Below are the records; locate each line with the word "Najaf" and copy it.

________________

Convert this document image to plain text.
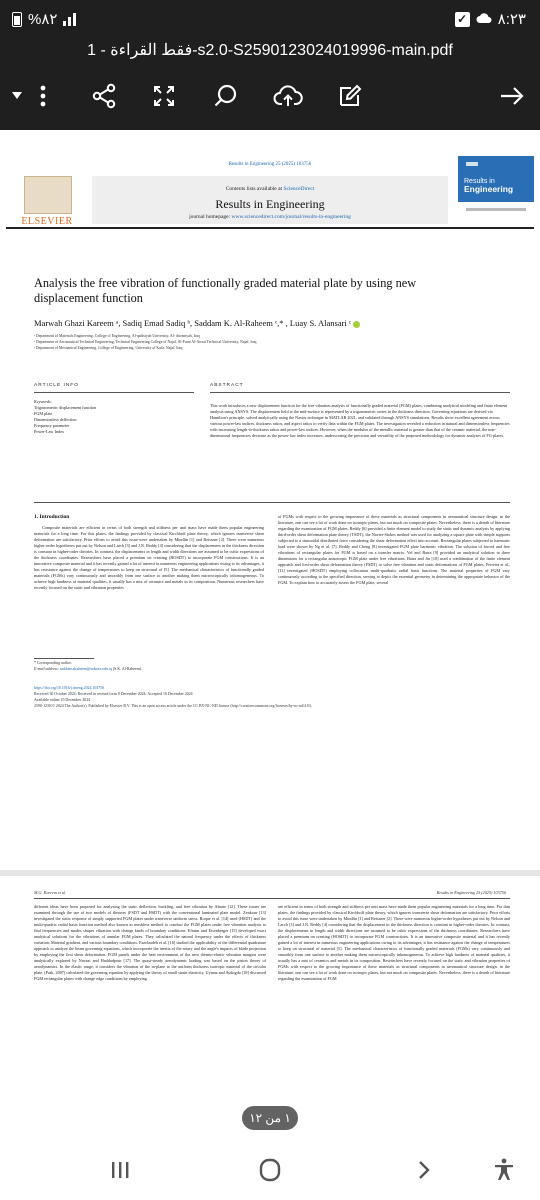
%٨٢	✓ ٨:٢٣
فقط القراءة - 1-s2.0-S2590123024019996-main.pdf
Results in Engineering 25 (2025) 103756
ELSEVIER
Contents lists available at ScienceDirect
Results in Engineering
journal homepage: www.sciencedirect.com/journal/results-in-engineering
Results in
Engineering
Analysis the free vibration of functionally graded material plate by using new displacement function
Marwah Ghazi Kareem ᵃ, Sadiq Emad Sadiq ᵇ, Saddam K. Al-Raheem ᶜ,* , Luay S. Alansari ᶜ
ᵃ Department of Materials Engineering, College of Engineering, Al-qadisiyah University, Al- diwaniyah, Iraq
ᵇ Department of Aeronautical Technical Engineering, Technical Engineering College of Najaf, Al-Furat Al-Awsat Technical University, Najaf, Iraq
ᶜ Department of Mechanical Engineering, College of Engineering, University of Kufa, Najaf, Iraq
ARTICLE INFO	ABSTRACT
Keywords:
Trigonometric displacement function
FGM plate
Dimensionless deflection
Frequency parameter
Power-Law Index
This work introduces a new displacement function for the free vibration analysis of functionally graded material (FGM) plates, combining analytical modeling and finite element analysis using ANSYS. The displacement field at the mid-surface is represented by a trigonometric series in the thickness direction. Governing equations are derived via Hamilton's principle, solved analytically using the Navier technique in MATLAB 2021, and validated through ANSYS simulations. Results show excellent agreement across various power-law indices, thickness ratios, and aspect ratios to verify data within the FGM plates. The investigation revealed a reduction in natural and dimensionless frequencies with increasing length-to-thickness ratios and power-law indices. However, when the modulus of the metallic material is greater than that of the ceramic material, the non-dimensional frequencies decrease as the power-law index increases, underscoring the precision and versatility of the proposed methodology for dynamic analyses of FG-plates.
1. Introduction
Composite materials are efficient in terms of both strength and stiffness per unit mass have made them popular engineering materials for a long time. For this plates, the findings provided by classical Kirchhoff plate theory, which ignores transverse shear deformation are satisfactory. Prior efforts to avoid this issue were undertaken by Mindlin [1] and Reissner [2]. There were numerous higher-order hypotheses put out by Nelson and Larch [3] and J.N. Reddy [4] considering that the displacement in the thickness direction is constant in higher-order theories. In contrast, the displacements in length and width directions are assumed to be cubic expressions of the thickness coordinates. Researchers have placed a premium on creating (HOSDT) to incorporate FGM constructions. It is an innovative composite material and it has recently gained a lot of interest in numerous engineering applications owing to its advantages, it has resistance against the change of temperatures to keep on structural of [5]. The mechanical characteristics of functionally graded materials (FGMs) vary continuously and smoothly from one surface to another making them microscopically inhomogeneous. To achieve high hardness of material qualities, it usually has a mix of ceramics and metals in its composition. Numerous researchers have recently focused on the static and vibration properties
of FGMs with respect to the growing importance of these materials as structural components in aeronautical structure design. in the literature, one can see a lot of work done on isotropic plates, but not much on composite plates. Nevertheless, there is a dearth of literature regarding the examination of FGM plates. Reddy [6] provided a finite element model to study the static and dynamic analysis by applying third-order shear deformation plate theory (TSDT), the Navier-Stokes method was used for analyzing a square plate with simple supports subjected to a sinusoidal distributed force considering the shear deformation effect into account. Rectangular plates subjected to harmonic load were shown by Ng et al. [7]. Reddy and Cheng [8] investigated FGM plate harmonic vibration. The solution of forced and free vibrations of rectangular plates for FGM is based on a transfer matrix. Vel and Batra [9] provided an analytical solution in three dimensions for a rectangular anisotropic FGM plate under free vibrations. Batra and Jin [10] used a combination of the finite element approach and first-order shear deformation theory (FSDT) to solve free vibration and static deformations of FGM plates. Ferreira et al., [11] investigated (HOSDT) employing collocation multi-quadratic radial basis functions. The material properties of FGM vary continuously according to the specified direction, serving to depict the essential geometry in determining the appropriate behavior of the FGM. To explain how to accurately assess the FGM plate, several
* Corresponding author.
E-mail address: saddam.alraheem@uokufa.edu.iq (S.K. Al-Raheem).
https://doi.org/10.1016/j.rineng.2024.103756
Received 30 October 2024; Received in revised form 8 December 2024; Accepted 16 December 2024
Available online 19 December 2024
2590-1230/© 2024 The Author(s). Published by Elsevier B.V. This is an open access article under the CC BY-NC-ND license (http://creativecommons.org/licenses/by-nc-nd/4.0/).
M.G. Kareem et al.	Results in Engineering 25 (2025) 103756
different ideas have been proposed for analyzing the static deflection, buckling, and free vibration by Abrate [12]. These issues are examined through the use of two models of theories (FSDT and HSDT) with the conventional laminated plate model. Zenkour [13] investigated the static response of simply supported FGM plates under transverse uniform stress. Roque et al. [14] used (HSDT) and the multi-quadric radial basis function method also known as meshless method to conduct the FGM plates under free vibration analysis to find frequencies and modes shapes vibration with change kinds of boundary conditions. Efraim and Eisenberger [15] developed exact analytical solutions for the vibrations of annular FGM plates. They calculated the natural frequency under the effects of thickness variation, Material gradient, and various boundary conditions. Fazelzadeh et al. [16] studied the applicability of the differential quadrature approach to analyze the beam governing equations, which incorporate the inertia of the rotary and the angle's impacts of blade projection by employing the first shear deformation. FGM panels under the heat environment of the aero thermo-elastic vibration margins were analytically explored by Navazi and Haddadpour [17]. The quasi-steady aerodynamic loading was based on the piston theory of aerodynamics. In the elastic range, it considers the vibration of the in-plane to the uniform thickness isotropic material of the circular plate. (Park, 2007) calculated the governing equation by applying the theory of small strain elasticity. Uymaz and Aydogdu [18] discussed FGM rectangular plates with change edge conditions by employing
are efficient in terms of both strength and stiffness per unit mass have made them popular engineering materials for a long time. For thin plates, the findings provided by classical Kirchhoff plate theory, which ignores transverse shear deformation are satisfactory. Prior efforts to avoid this issue were undertaken by Mindlin [1] and Reissner [2]. There were numerous higher-order hypotheses put out by Nelson and Larch [3] and J.N. Reddy [4] considering that the displacement in the thickness direction is constant in higher-order theories. In contrast, the displacements in length and width directions are assumed to be cubic expressions of the thickness coordinates. Researchers have placed a premium on creating (HOSDT) to incorporate FGM constructions. It is an innovative composite material and it has recently gained a lot of interest in numerous engineering applications owing to its advantages, it has resistance against the change of temperatures to keep on structural of material [5]. The mechanical characteristics of functionally graded materials (FGMs) vary continuously and smoothly from one surface to another making them microscopically inhomogeneous. To achieve high hardness of material qualities, it usually has a mix of ceramics and metals in its composition. Researchers have recently focused on the static and vibration properties of FGMs with respect to the growing importance of these materials as structural components in aeronautical structure design. in the literature, one can see a lot of work done on isotropic plates, but not much on composite plates. Nevertheless, there is a dearth of literature regarding the examination of FGM
١ من ١٢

________________

## RESPONSE FOR THIS EXERCISE
ᵇ Department of Aeronautical Technical Engineering, Technical Engineering College of Najaf, Al-Furat Al-Awsat Technical University, Najaf, Iraq
ᶜ Department of Mechanical Engineering, College of Engineering, University of Kufa, Najaf, Iraq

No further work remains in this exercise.